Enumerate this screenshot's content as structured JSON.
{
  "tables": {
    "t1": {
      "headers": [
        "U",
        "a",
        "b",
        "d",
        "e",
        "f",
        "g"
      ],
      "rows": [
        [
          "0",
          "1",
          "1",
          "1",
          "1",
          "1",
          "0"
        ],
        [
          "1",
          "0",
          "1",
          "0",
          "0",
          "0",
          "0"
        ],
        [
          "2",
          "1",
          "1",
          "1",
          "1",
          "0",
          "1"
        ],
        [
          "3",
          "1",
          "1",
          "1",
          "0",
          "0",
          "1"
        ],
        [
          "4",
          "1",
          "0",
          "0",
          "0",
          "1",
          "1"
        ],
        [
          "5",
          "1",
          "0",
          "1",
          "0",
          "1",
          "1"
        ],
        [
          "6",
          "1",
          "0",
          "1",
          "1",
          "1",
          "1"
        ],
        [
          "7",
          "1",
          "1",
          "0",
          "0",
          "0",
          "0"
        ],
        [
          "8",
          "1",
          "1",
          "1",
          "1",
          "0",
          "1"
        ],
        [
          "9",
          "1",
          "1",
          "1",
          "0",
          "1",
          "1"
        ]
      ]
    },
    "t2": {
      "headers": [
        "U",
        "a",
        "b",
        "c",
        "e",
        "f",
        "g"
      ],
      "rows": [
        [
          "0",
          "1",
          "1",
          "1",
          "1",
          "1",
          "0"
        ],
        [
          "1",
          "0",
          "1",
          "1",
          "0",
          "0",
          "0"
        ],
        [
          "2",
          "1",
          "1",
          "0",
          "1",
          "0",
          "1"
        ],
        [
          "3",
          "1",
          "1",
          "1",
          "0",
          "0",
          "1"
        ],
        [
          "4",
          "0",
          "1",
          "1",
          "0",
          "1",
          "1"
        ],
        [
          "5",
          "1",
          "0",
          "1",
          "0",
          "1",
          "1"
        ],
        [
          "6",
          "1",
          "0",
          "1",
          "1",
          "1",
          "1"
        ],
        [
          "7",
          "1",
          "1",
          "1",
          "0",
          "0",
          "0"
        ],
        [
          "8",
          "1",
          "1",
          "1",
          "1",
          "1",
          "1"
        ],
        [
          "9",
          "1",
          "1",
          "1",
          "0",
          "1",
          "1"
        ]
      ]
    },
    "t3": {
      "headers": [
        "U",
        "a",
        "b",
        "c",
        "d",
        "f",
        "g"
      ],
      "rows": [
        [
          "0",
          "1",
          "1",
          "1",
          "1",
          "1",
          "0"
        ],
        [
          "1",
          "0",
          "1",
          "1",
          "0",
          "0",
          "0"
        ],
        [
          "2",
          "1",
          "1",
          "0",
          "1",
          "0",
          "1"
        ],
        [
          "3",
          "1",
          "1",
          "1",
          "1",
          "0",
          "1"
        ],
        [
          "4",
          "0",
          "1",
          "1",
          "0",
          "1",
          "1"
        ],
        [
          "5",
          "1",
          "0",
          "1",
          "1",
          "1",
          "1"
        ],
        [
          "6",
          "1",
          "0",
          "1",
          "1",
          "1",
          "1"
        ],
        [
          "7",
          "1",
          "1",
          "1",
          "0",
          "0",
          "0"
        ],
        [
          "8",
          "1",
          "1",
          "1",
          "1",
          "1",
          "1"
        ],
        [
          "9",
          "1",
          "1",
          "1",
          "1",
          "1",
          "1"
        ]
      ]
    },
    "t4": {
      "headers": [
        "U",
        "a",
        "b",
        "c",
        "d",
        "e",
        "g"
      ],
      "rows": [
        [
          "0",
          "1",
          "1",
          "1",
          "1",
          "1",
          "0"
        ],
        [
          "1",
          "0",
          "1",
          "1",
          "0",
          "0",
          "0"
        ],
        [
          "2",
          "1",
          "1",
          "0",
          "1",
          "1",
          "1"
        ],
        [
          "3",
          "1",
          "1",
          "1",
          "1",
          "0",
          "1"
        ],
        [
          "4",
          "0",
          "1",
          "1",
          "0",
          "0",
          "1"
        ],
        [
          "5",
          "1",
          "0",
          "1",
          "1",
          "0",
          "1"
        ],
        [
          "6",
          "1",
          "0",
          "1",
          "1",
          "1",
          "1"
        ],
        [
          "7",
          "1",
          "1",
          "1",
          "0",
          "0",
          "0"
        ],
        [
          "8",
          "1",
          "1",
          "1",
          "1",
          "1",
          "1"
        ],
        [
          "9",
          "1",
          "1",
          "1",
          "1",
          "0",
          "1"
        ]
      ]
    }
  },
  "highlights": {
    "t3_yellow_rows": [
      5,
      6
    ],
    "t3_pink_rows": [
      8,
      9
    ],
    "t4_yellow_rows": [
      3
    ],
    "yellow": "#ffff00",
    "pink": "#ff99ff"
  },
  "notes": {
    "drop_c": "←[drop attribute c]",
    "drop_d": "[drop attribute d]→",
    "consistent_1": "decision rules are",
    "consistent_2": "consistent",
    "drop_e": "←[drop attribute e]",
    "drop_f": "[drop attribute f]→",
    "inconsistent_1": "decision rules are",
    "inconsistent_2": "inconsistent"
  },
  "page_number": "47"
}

☆ ☆ ☆

The task. The data above must be returned in full, exactly as written.

Output below.
Enumerate this screenshot's content as structured JSON.
{
  "tables": {
    "t1": {
      "headers": [
        "U",
        "a",
        "b",
        "d",
        "e",
        "f",
        "g"
      ],
      "rows": [
        [
          "0",
          "1",
          "1",
          "1",
          "1",
          "1",
          "0"
        ],
        [
          "1",
          "0",
          "1",
          "0",
          "0",
          "0",
          "0"
        ],
        [
          "2",
          "1",
          "1",
          "1",
          "1",
          "0",
          "1"
        ],
        [
          "3",
          "1",
          "1",
          "1",
          "0",
          "0",
          "1"
        ],
        [
          "4",
          "1",
          "0",
          "0",
          "0",
          "1",
          "1"
        ],
        [
          "5",
          "1",
          "0",
          "1",
          "0",
          "1",
          "1"
        ],
        [
          "6",
          "1",
          "0",
          "1",
          "1",
          "1",
          "1"
        ],
        [
          "7",
          "1",
          "1",
          "0",
          "0",
          "0",
          "0"
        ],
        [
          "8",
          "1",
          "1",
          "1",
          "1",
          "0",
          "1"
        ],
        [
          "9",
          "1",
          "1",
          "1",
          "0",
          "1",
          "1"
        ]
      ]
    },
    "t2": {
      "headers": [
        "U",
        "a",
        "b",
        "c",
        "e",
        "f",
        "g"
      ],
      "rows": [
        [
          "0",
          "1",
          "1",
          "1",
          "1",
          "1",
          "0"
        ],
        [
          "1",
          "0",
          "1",
          "1",
          "0",
          "0",
          "0"
        ],
        [
          "2",
          "1",
          "1",
          "0",
          "1",
          "0",
          "1"
        ],
        [
          "3",
          "1",
          "1",
          "1",
          "0",
          "0",
          "1"
        ],
        [
          "4",
          "0",
          "1",
          "1",
          "0",
          "1",
          "1"
        ],
        [
          "5",
          "1",
          "0",
          "1",
          "0",
          "1",
          "1"
        ],
        [
          "6",
          "1",
          "0",
          "1",
          "1",
          "1",
          "1"
        ],
        [
          "7",
          "1",
          "1",
          "1",
          "0",
          "0",
          "0"
        ],
        [
          "8",
          "1",
          "1",
          "1",
          "1",
          "1",
          "1"
        ],
        [
          "9",
          "1",
          "1",
          "1",
          "0",
          "1",
          "1"
        ]
      ]
    },
    "t3": {
      "headers": [
        "U",
        "a",
        "b",
        "c",
        "d",
        "f",
        "g"
      ],
      "rows": [
        [
          "0",
          "1",
          "1",
          "1",
          "1",
          "1",
          "0"
        ],
        [
          "1",
          "0",
          "1",
          "1",
          "0",
          "0",
          "0"
        ],
        [
          "2",
          "1",
          "1",
          "0",
          "1",
          "0",
          "1"
        ],
        [
          "3",
          "1",
          "1",
          "1",
          "1",
          "0",
          "1"
        ],
        [
          "4",
          "0",
          "1",
          "1",
          "0",
          "1",
          "1"
        ],
        [
          "5",
          "1",
          "0",
          "1",
          "1",
          "1",
          "1"
        ],
        [
          "6",
          "1",
          "0",
          "1",
          "1",
          "1",
          "1"
        ],
        [
          "7",
          "1",
          "1",
          "1",
          "0",
          "0",
          "0"
        ],
        [
          "8",
          "1",
          "1",
          "1",
          "1",
          "1",
          "1"
        ],
        [
          "9",
          "1",
          "1",
          "1",
          "1",
          "1",
          "1"
        ]
      ]
    },
    "t4": {
      "headers": [
        "U",
        "a",
        "b",
        "c",
        "d",
        "e",
        "g"
      ],
      "rows": [
        [
          "0",
          "1",
          "1",
          "1",
          "1",
          "1",
          "0"
        ],
        [
          "1",
          "0",
          "1",
          "1",
          "0",
          "0",
          "0"
        ],
        [
          "2",
          "1",
          "1",
          "0",
          "1",
          "1",
          "1"
        ],
        [
          "3",
          "1",
          "1",
          "1",
          "1",
          "0",
          "1"
        ],
        [
          "4",
          "0",
          "1",
          "1",
          "0",
          "0",
          "1"
        ],
        [
          "5",
          "1",
          "0",
          "1",
          "1",
          "0",
          "1"
        ],
        [
          "6",
          "1",
          "0",
          "1",
          "1",
          "1",
          "1"
        ],
        [
          "7",
          "1",
          "1",
          "1",
          "0",
          "0",
          "0"
        ],
        [
          "8",
          "1",
          "1",
          "1",
          "1",
          "1",
          "1"
        ],
        [
          "9",
          "1",
          "1",
          "1",
          "1",
          "0",
          "1"
        ]
      ]
    }
  },
  "highlights": {
    "t3_yellow_rows": [
      5,
      6
    ],
    "t3_pink_rows": [
      8,
      9
    ],
    "t4_yellow_rows": [
      3
    ],
    "yellow": "#ffff00",
    "pink": "#ff99ff"
  },
  "notes": {
    "drop_c": "←[drop attribute c]",
    "drop_d": "[drop attribute d]→",
    "consistent_1": "decision rules are",
    "consistent_2": "consistent",
    "drop_e": "←[drop attribute e]",
    "drop_f": "[drop attribute f]→",
    "inconsistent_1": "decision rules are",
    "inconsistent_2": "inconsistent"
  },
  "page_number": "47"
}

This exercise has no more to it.